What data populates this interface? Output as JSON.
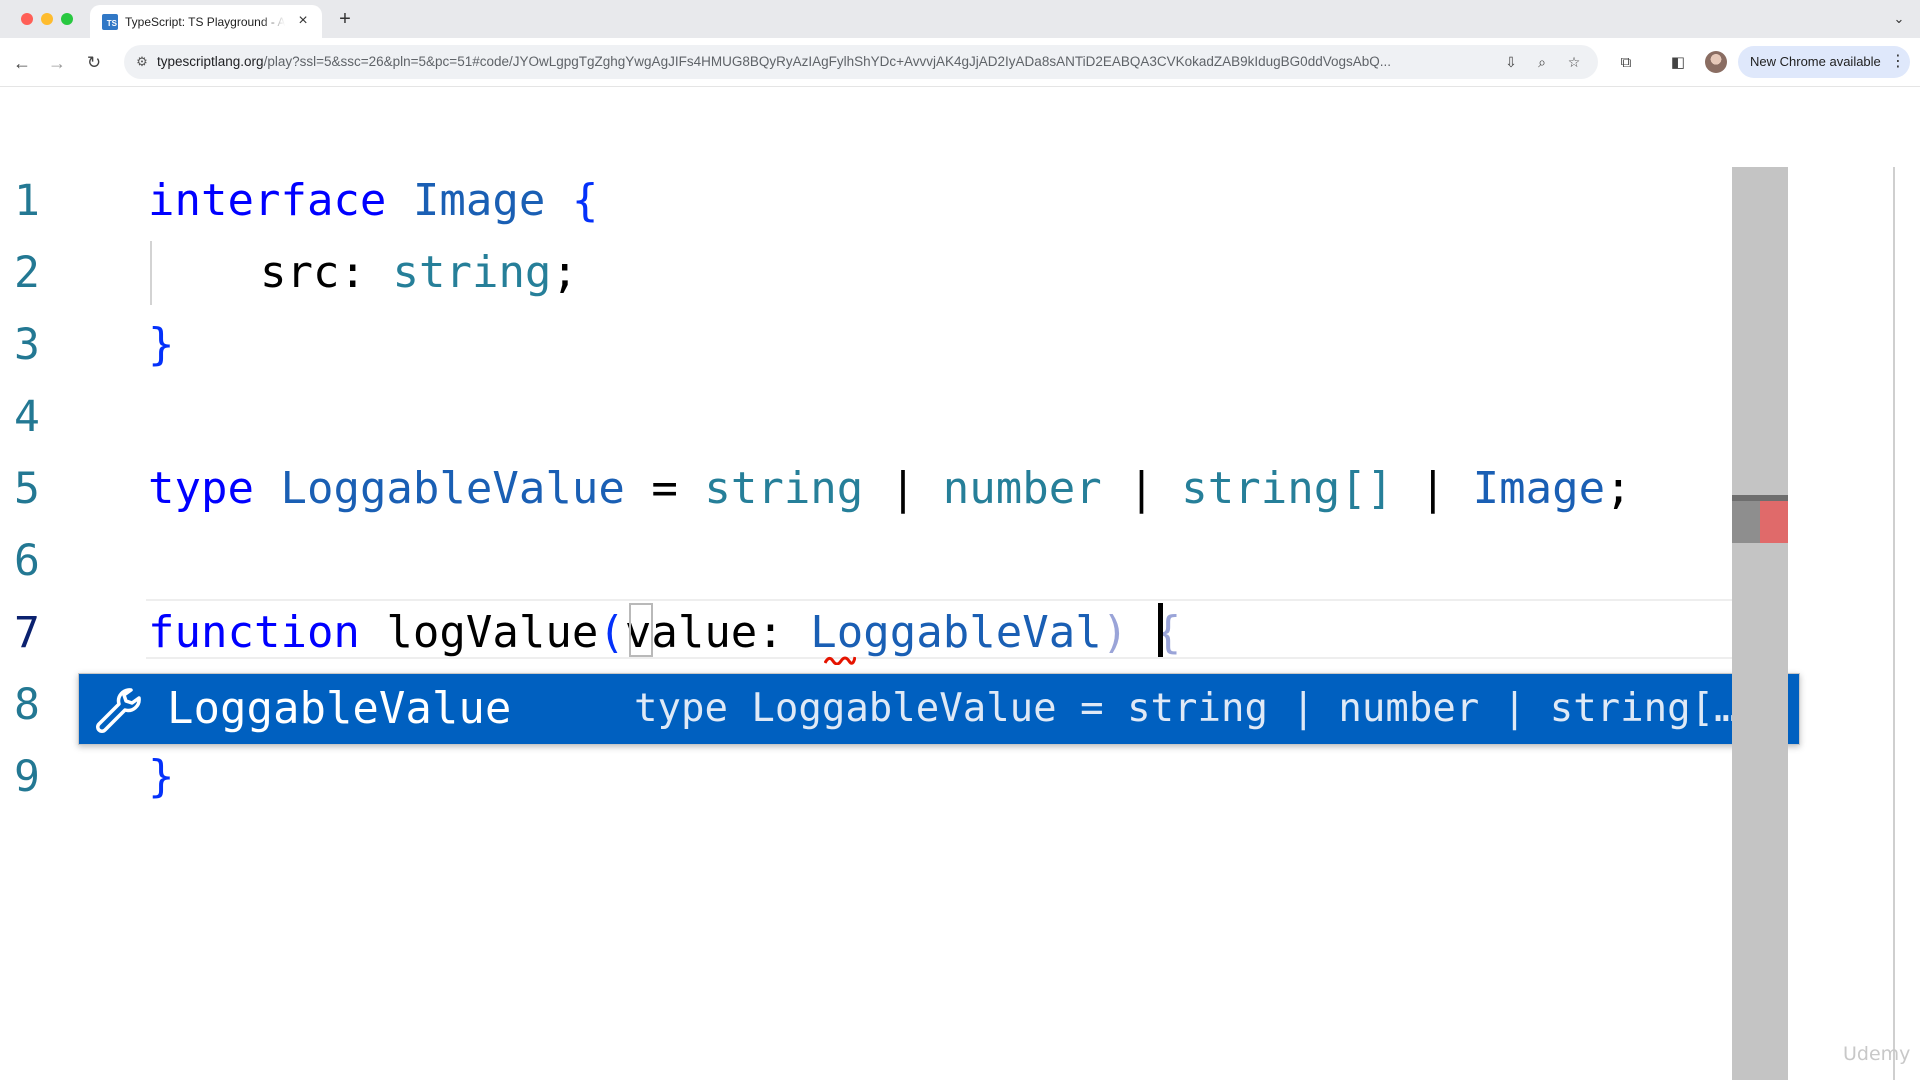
{
  "browser": {
    "tab_title": "TypeScript: TS Playground - An",
    "favicon_text": "TS",
    "url_host": "typescriptlang.org",
    "url_path": "/play?ssl=5&ssc=26&pln=5&pc=51#code/JYOwLgpgTgZghgYwgAgJIFs4HMUG8BQyRyAzIAgFylhShYDc+AvvvjAK4gJjAD2IyADa8sANTiD2EABQA3CVKokadZAB9kIdugBG0ddVogsAbQ...",
    "new_chrome_label": "New Chrome available"
  },
  "editor": {
    "line_numbers": [
      "1",
      "2",
      "3",
      "4",
      "5",
      "6",
      "7",
      "8",
      "9"
    ],
    "lines": {
      "l1": {
        "kw": "interface",
        "name": "Image",
        "brace": "{"
      },
      "l2": {
        "prop": "src",
        "colon": ":",
        "type": "string",
        "semi": ";"
      },
      "l3": {
        "brace": "}"
      },
      "l5": {
        "kw": "type",
        "name": "LoggableValue",
        "eq": "=",
        "t1": "string",
        "p1": "|",
        "t2": "number",
        "p2": "|",
        "t3": "string[]",
        "p3": "|",
        "t4": "Image",
        "semi": ";"
      },
      "l7": {
        "kw": "function",
        "name": "logValue",
        "open": "(",
        "param": "value",
        "colon": ":",
        "typed": "LoggableVal",
        "close": ")",
        "brace": "{"
      },
      "l9": {
        "brace": "}"
      }
    }
  },
  "autocomplete": {
    "icon": "wrench-icon",
    "label": "LoggableValue",
    "detail": "type LoggableValue = string | number | string[…"
  },
  "watermark": "Udemy",
  "colors": {
    "keyword": "#0000ff",
    "type": "#267f99",
    "suggest_bg": "#0060c0",
    "line_number": "#237893"
  }
}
■ ■ ■ ■ ■ ■ ■
▶ Exercise prompt:
Without including any picture, retype the entries exactly.

▶ Response to the exercise:
What data populates this interface? Output as JSON.
{
  "browser": {
    "tab_title": "TypeScript: TS Playground - An",
    "favicon_text": "TS",
    "url_host": "typescriptlang.org",
    "url_path": "/play?ssl=5&ssc=26&pln=5&pc=51#code/JYOwLgpgTgZghgYwgAgJIFs4HMUG8BQyRyAzIAgFylhShYDc+AvvvjAK4gJjAD2IyADa8sANTiD2EABQA3CVKokadZAB9kIdugBG0ddVogsAbQ...",
    "new_chrome_label": "New Chrome available"
  },
  "editor": {
    "line_numbers": [
      "1",
      "2",
      "3",
      "4",
      "5",
      "6",
      "7",
      "8",
      "9"
    ],
    "lines": {
      "l1": {
        "kw": "interface",
        "name": "Image",
        "brace": "{"
      },
      "l2": {
        "prop": "src",
        "colon": ":",
        "type": "string",
        "semi": ";"
      },
      "l3": {
        "brace": "}"
      },
      "l5": {
        "kw": "type",
        "name": "LoggableValue",
        "eq": "=",
        "t1": "string",
        "p1": "|",
        "t2": "number",
        "p2": "|",
        "t3": "string[]",
        "p3": "|",
        "t4": "Image",
        "semi": ";"
      },
      "l7": {
        "kw": "function",
        "name": "logValue",
        "open": "(",
        "param": "value",
        "colon": ":",
        "typed": "LoggableVal",
        "close": ")",
        "brace": "{"
      },
      "l9": {
        "brace": "}"
      }
    }
  },
  "autocomplete": {
    "icon": "wrench-icon",
    "label": "LoggableValue",
    "detail": "type LoggableValue = string | number | string[…"
  },
  "watermark": "Udemy",
  "colors": {
    "keyword": "#0000ff",
    "type": "#267f99",
    "suggest_bg": "#0060c0",
    "line_number": "#237893"
  }
}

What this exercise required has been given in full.